** 本文 **
···

対談・命と暮らしを守る『協同組合』は一体─JAに期待する(農業協同組合新聞)
2017年10月30日:農業協同組合新聞
『農業協同組合新聞』2017年10月30日号の特集「『農協改革』を乗り越えて─農業協同組合生きる 明日への挑戦」に、東京大学の鈴木宣弘教授と生活クラブ連合会の加藤好一会長の対談記事が掲載されました。同紙の許可をいただき、全文を転載します。
対談・命と暮らしを守る『協同組合』は一体――JAに期待する
◆分断策に乗らない
鈴木 加藤会長は「農協改革」をはじめとするこの間の政策の本質をどう捉えていますか。
加藤 農協改革はもちろん問題ですが、いろいろな話が一気に出てきたことを問題にしなければなりません。TPPと農協改革は一体でした。
それとともに、私が感じてきたことは消費者とは何者かということです。私に対し、生協なんだから消費者の立場で発言してくれという注文が時にあるのですが、消費者といってもさまざまです。

···

** 問題 **
上の対談記事の「2017年10月30日:農業協同組合新聞」から「費者といってもさまざまです。」までを、「消費者」を「生活者」に置き換えて書き写しなさい。

** 資料 **

···

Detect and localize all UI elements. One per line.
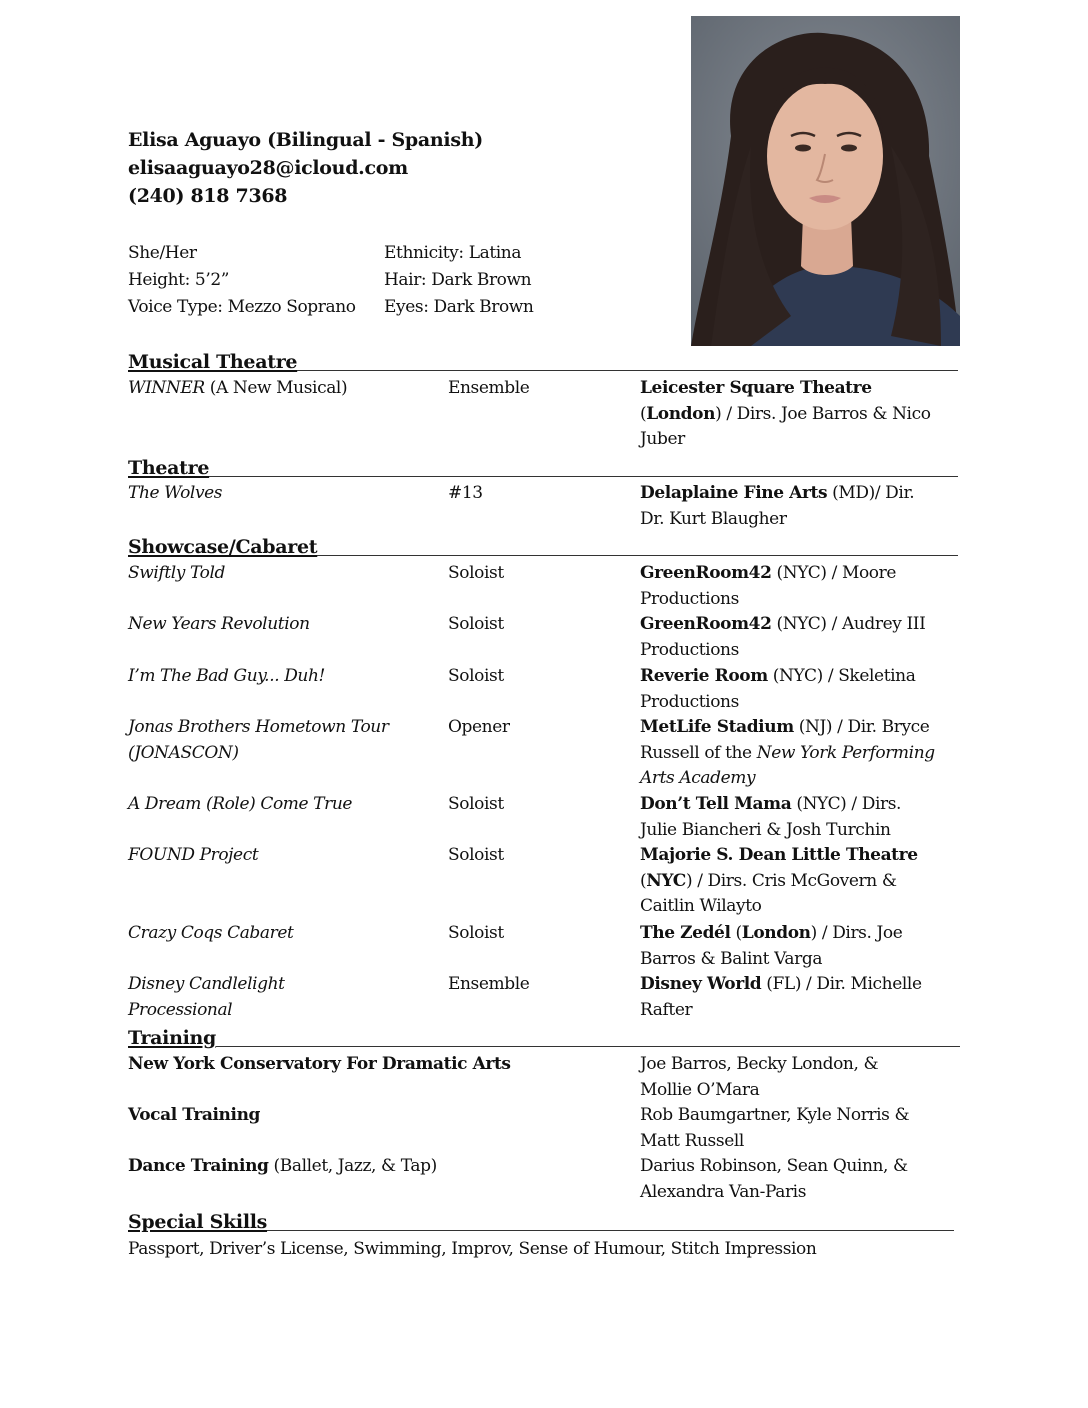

···

** 解答 **
2017年10月30日:農業協同組合新聞
『農業協同組合新聞』2017年10月30日号の特集「『農協改革』を乗り越えて─農業協同組合生きる 明日への挑戦」に、東京大学の鈴木宣弘教授と生活クラブ連合会の加藤好一会長の対談記事が掲載されました。同紙の許可をいただき、全文を転載します。
対談・命と暮らしを守る『協同組合』は一体――JAに期待する
◆分断策に乗らない
鈴木 加藤会長は「農協改革」をはじめとするこの間の政策の本質をどう捉えていますか。
加藤 農協改革はもちろん問題ですが、いろいろな話が一気に出てきたことを問題にしなければなりません。TPPと農協改革は一体でした。
それとともに、私が感じてきたことは生活者とは何者かということです。私に対し、生協なんだから生活者の立場で発言してくれという注文が時にあるのですが、生活者といってもさまざまです。